**Objective**
Each line holding the word "Comparison" counts once; give the total and nothing more.

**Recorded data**

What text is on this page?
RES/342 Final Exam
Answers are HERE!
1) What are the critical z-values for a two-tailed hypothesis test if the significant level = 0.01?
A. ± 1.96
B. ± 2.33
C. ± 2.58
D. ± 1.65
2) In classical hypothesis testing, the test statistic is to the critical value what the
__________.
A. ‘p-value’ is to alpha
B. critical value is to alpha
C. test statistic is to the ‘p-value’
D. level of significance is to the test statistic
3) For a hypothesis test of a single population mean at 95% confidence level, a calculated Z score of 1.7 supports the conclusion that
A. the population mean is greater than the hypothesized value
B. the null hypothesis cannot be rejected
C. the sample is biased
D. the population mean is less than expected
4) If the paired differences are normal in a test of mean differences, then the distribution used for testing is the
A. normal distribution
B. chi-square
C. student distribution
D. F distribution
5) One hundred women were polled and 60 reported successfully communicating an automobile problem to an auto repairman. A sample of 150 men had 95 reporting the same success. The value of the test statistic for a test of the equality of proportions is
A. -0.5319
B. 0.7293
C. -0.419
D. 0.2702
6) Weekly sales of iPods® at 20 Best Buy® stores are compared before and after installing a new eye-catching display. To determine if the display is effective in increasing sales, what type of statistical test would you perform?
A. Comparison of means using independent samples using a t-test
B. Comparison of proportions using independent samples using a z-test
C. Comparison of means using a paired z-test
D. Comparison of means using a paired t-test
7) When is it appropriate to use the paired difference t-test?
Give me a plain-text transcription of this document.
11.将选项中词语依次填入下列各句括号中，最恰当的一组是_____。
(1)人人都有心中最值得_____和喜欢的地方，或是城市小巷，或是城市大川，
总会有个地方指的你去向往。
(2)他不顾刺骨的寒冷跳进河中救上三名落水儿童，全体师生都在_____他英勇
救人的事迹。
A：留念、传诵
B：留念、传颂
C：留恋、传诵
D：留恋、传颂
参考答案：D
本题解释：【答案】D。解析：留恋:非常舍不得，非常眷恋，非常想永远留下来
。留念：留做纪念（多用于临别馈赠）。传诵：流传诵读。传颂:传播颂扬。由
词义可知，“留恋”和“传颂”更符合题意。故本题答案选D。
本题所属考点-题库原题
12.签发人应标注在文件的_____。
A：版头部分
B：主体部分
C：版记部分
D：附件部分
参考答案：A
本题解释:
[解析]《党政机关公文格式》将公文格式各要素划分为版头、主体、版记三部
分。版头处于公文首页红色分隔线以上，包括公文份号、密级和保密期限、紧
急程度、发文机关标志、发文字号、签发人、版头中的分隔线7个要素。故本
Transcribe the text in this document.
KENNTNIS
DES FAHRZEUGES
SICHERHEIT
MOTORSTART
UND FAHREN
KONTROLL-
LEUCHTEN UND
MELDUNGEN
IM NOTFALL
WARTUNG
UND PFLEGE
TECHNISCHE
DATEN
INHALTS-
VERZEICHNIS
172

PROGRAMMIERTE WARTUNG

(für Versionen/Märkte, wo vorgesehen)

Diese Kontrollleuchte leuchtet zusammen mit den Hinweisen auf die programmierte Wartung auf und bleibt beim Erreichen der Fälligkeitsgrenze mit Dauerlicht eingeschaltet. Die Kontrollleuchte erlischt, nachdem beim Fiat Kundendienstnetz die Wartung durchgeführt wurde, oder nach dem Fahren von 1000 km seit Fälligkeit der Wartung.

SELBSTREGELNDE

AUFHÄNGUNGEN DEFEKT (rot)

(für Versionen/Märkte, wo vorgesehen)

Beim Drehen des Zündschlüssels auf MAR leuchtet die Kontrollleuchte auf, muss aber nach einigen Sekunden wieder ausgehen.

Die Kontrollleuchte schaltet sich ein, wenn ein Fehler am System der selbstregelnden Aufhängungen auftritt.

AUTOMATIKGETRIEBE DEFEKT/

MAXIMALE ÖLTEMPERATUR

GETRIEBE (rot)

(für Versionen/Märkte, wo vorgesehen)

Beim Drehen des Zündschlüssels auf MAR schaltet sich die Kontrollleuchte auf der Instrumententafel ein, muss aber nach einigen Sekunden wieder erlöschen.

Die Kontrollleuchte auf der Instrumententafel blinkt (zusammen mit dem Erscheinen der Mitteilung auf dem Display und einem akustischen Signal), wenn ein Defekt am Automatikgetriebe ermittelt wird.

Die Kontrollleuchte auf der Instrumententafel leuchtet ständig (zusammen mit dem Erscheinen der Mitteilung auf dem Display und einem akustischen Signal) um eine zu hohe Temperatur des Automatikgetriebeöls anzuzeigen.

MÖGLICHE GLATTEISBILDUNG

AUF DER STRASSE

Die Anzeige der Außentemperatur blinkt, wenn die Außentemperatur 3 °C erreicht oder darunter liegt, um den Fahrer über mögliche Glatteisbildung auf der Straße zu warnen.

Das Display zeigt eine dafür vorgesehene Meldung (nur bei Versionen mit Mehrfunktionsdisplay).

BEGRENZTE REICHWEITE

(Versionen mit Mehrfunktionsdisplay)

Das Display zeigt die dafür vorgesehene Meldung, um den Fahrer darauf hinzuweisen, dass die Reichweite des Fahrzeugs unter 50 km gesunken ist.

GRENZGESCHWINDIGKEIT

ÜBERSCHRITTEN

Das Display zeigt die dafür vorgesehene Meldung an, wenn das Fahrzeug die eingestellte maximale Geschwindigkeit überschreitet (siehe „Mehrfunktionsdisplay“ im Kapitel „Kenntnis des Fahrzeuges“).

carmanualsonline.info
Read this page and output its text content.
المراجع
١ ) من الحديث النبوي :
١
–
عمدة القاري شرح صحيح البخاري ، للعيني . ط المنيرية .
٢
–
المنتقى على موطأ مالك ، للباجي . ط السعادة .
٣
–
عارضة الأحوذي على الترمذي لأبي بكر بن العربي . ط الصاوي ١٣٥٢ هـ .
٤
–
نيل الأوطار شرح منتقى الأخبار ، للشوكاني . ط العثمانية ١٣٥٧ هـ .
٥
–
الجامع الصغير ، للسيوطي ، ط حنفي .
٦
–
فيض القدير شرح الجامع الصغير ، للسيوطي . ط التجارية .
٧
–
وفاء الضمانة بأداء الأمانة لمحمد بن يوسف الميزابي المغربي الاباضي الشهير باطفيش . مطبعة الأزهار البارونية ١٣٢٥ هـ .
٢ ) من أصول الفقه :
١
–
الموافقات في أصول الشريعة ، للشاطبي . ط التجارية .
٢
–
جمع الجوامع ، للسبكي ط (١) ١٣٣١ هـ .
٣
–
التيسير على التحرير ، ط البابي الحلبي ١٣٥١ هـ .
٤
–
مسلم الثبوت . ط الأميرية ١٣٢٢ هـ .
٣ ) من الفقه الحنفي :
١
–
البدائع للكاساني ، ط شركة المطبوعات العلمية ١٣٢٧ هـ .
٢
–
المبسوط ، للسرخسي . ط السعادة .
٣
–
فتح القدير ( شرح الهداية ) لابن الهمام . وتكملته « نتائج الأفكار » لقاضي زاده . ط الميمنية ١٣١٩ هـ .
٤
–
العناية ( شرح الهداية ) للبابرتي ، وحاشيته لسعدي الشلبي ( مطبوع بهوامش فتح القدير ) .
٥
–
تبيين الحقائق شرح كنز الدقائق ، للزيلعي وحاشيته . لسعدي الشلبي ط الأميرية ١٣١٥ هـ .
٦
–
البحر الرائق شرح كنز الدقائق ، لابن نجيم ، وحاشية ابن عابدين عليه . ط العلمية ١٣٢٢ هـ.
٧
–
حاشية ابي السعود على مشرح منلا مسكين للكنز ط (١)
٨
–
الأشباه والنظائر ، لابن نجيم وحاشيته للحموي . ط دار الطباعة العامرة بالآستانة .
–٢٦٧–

**Solution below**
4